Data records:
__________________________________________________
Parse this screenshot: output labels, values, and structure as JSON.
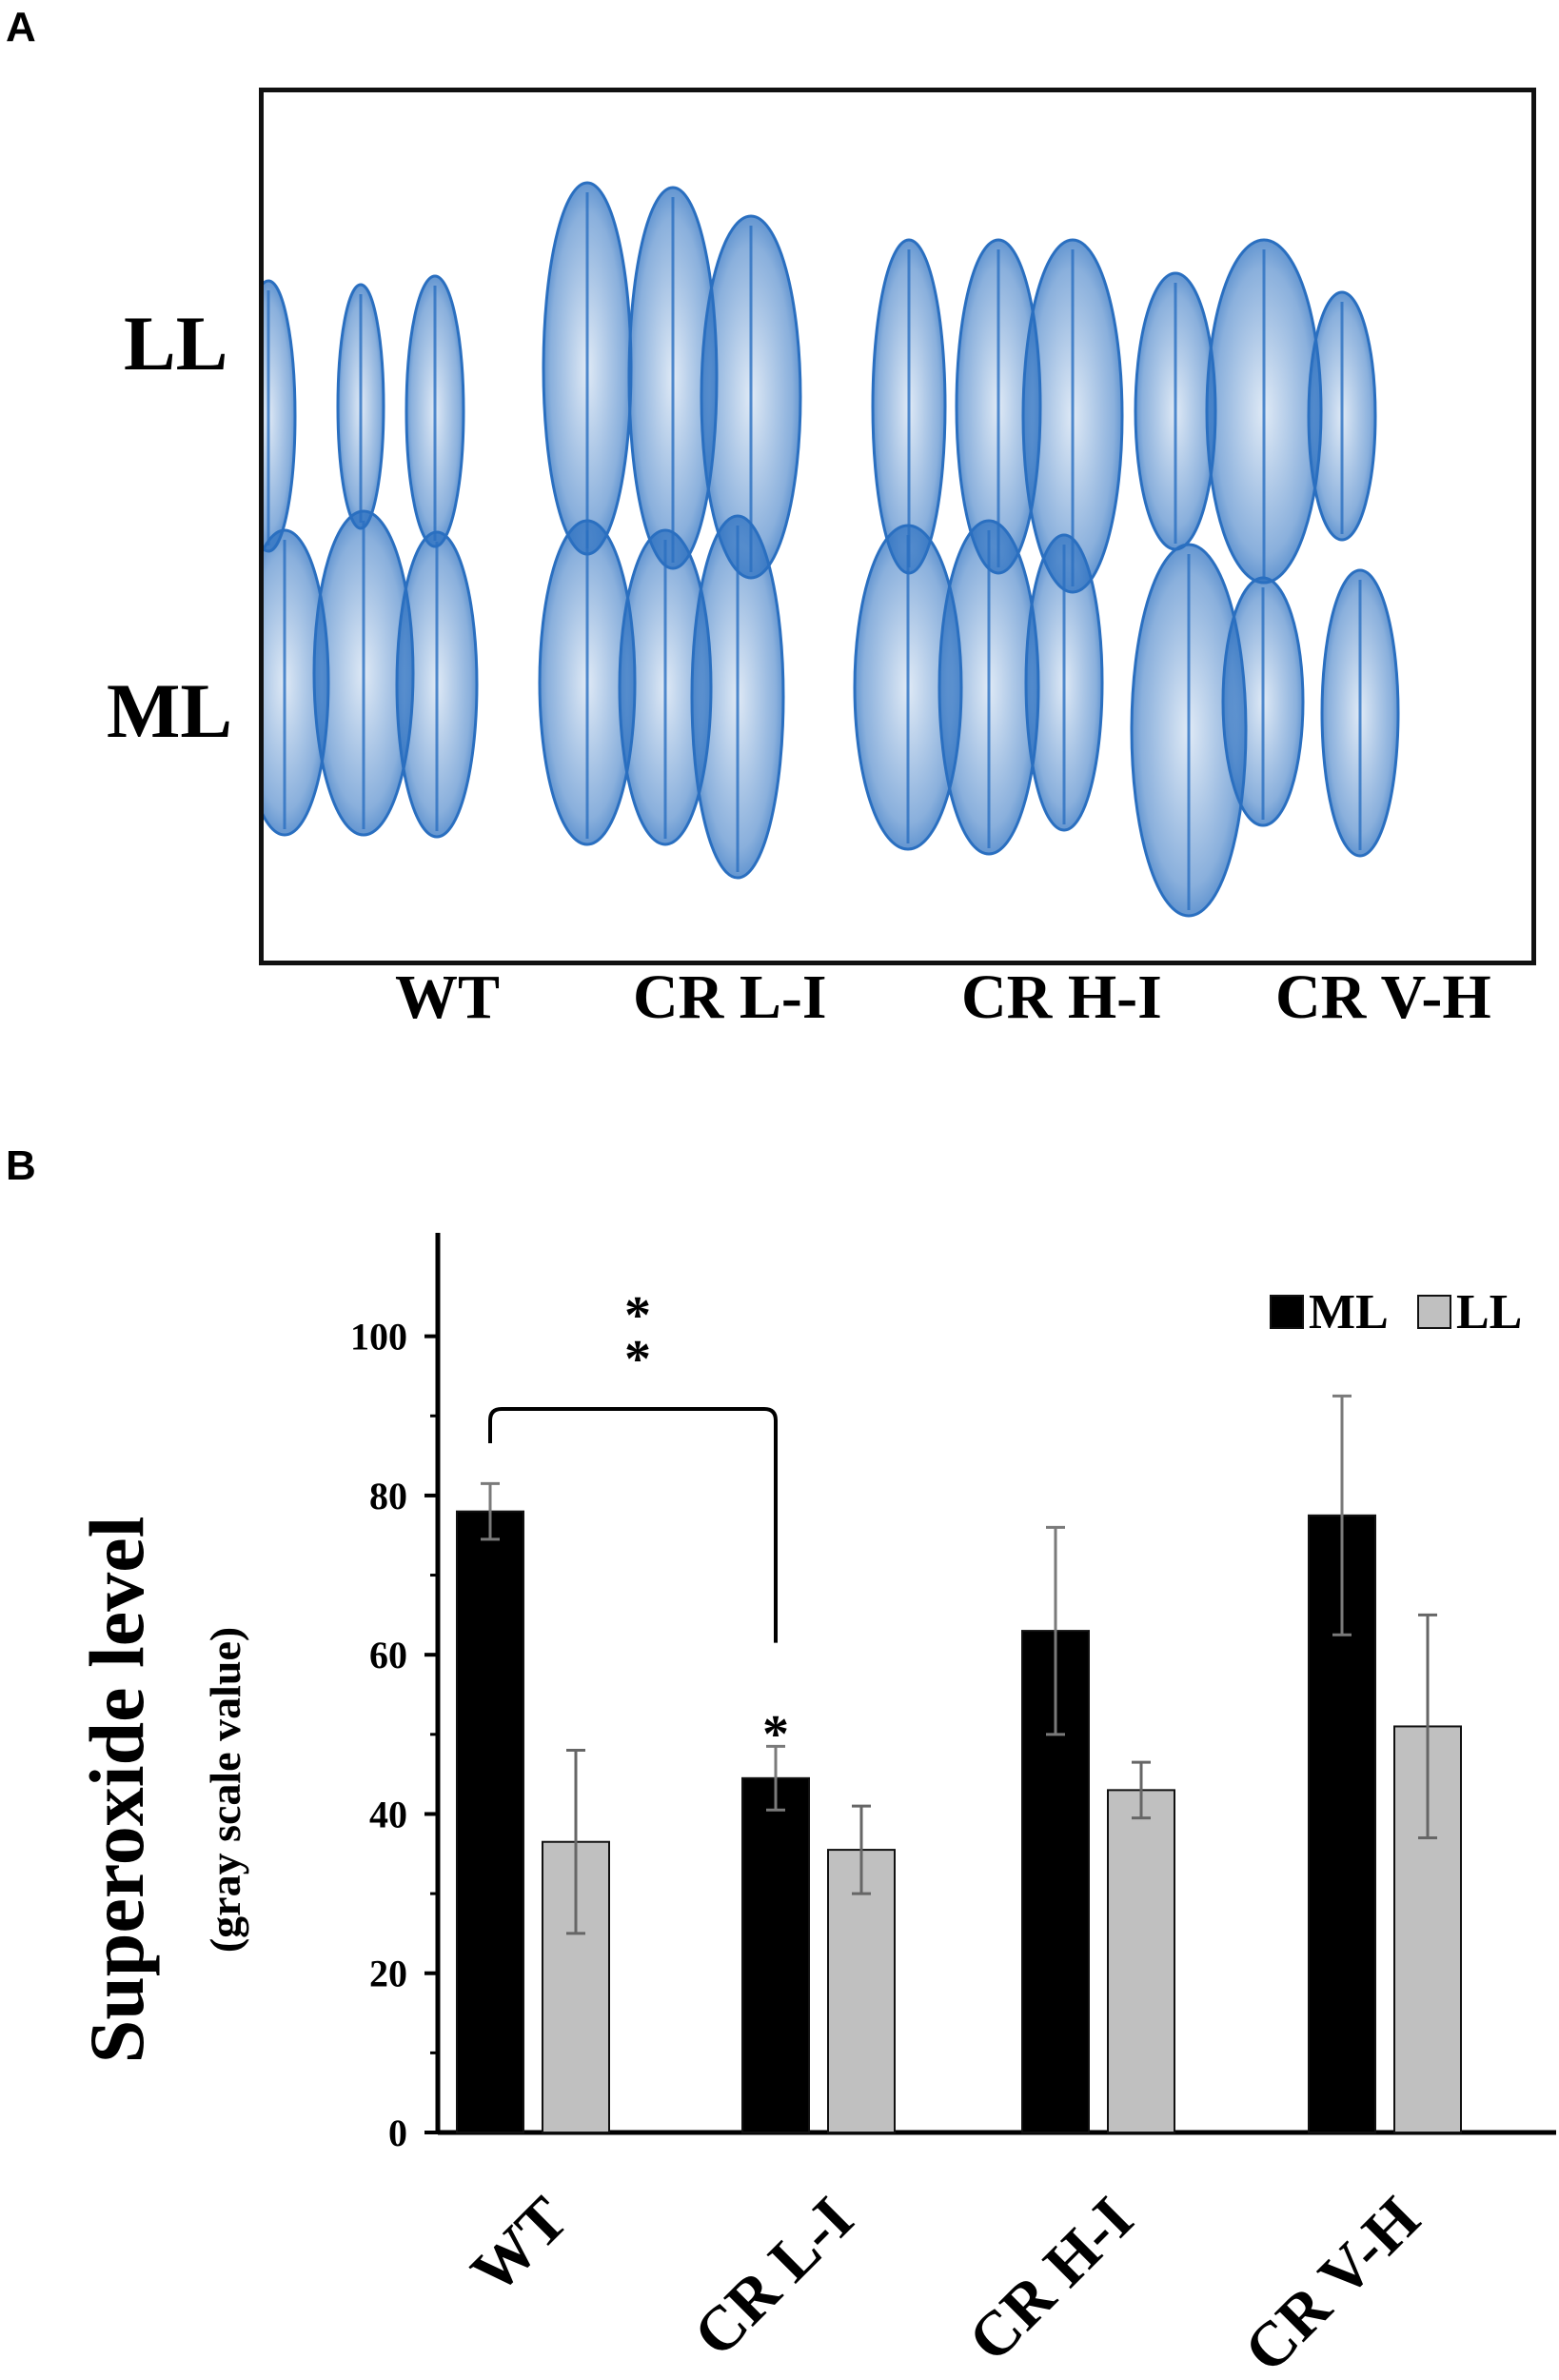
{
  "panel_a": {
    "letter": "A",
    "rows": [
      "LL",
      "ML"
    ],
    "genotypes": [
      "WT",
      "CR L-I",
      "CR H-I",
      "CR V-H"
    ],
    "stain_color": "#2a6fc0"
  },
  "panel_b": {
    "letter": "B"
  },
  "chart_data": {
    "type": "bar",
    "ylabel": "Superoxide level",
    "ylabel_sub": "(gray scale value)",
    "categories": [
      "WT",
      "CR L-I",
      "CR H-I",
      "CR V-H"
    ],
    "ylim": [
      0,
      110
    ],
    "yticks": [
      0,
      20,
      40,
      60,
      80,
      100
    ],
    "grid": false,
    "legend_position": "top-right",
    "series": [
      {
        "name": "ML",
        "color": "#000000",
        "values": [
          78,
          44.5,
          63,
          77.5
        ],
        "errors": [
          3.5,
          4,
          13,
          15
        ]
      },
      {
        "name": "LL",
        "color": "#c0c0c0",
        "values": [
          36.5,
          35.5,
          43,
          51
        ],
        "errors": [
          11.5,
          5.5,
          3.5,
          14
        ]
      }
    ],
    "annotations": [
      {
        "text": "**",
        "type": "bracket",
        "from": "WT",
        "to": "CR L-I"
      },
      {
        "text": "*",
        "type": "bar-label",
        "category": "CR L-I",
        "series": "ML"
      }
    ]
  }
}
__________________________________________________
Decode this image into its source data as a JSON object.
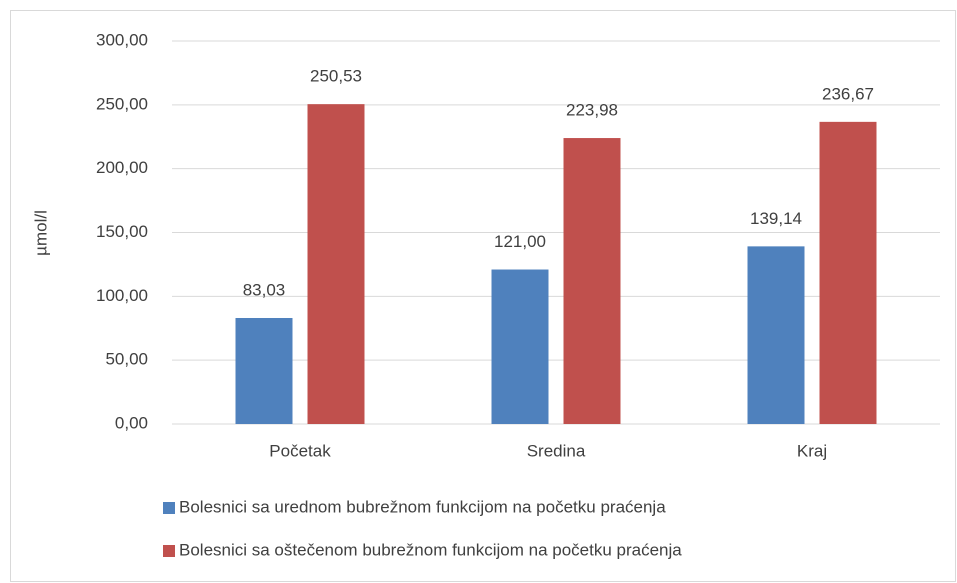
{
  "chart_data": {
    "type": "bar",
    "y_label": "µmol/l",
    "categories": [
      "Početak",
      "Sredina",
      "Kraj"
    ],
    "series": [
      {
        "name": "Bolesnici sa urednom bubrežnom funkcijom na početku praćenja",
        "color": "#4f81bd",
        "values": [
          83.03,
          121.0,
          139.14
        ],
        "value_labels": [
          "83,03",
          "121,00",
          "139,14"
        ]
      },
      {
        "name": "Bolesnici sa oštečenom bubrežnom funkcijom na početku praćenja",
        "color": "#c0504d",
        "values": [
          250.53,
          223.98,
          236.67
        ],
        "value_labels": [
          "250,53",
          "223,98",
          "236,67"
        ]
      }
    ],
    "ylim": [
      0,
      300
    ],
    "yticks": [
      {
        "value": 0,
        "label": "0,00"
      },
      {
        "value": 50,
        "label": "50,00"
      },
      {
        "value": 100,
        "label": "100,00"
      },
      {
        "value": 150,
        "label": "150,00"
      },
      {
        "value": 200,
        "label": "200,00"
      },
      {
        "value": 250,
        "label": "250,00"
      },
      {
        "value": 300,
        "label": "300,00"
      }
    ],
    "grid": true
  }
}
__________________________________________________
- _TASK GOAL_: Gather all the lines that include the word "name" and copy them out.

- _SOLUTION TO THIS TASK_:
        "name": "ML",
        "name": "LL",
        "name": "Bolesnici sa urednom bubrežnom funkcijom na početku praćenja",
        "name": "Bolesnici sa oštečenom bubrežnom funkcijom na početku praćenja",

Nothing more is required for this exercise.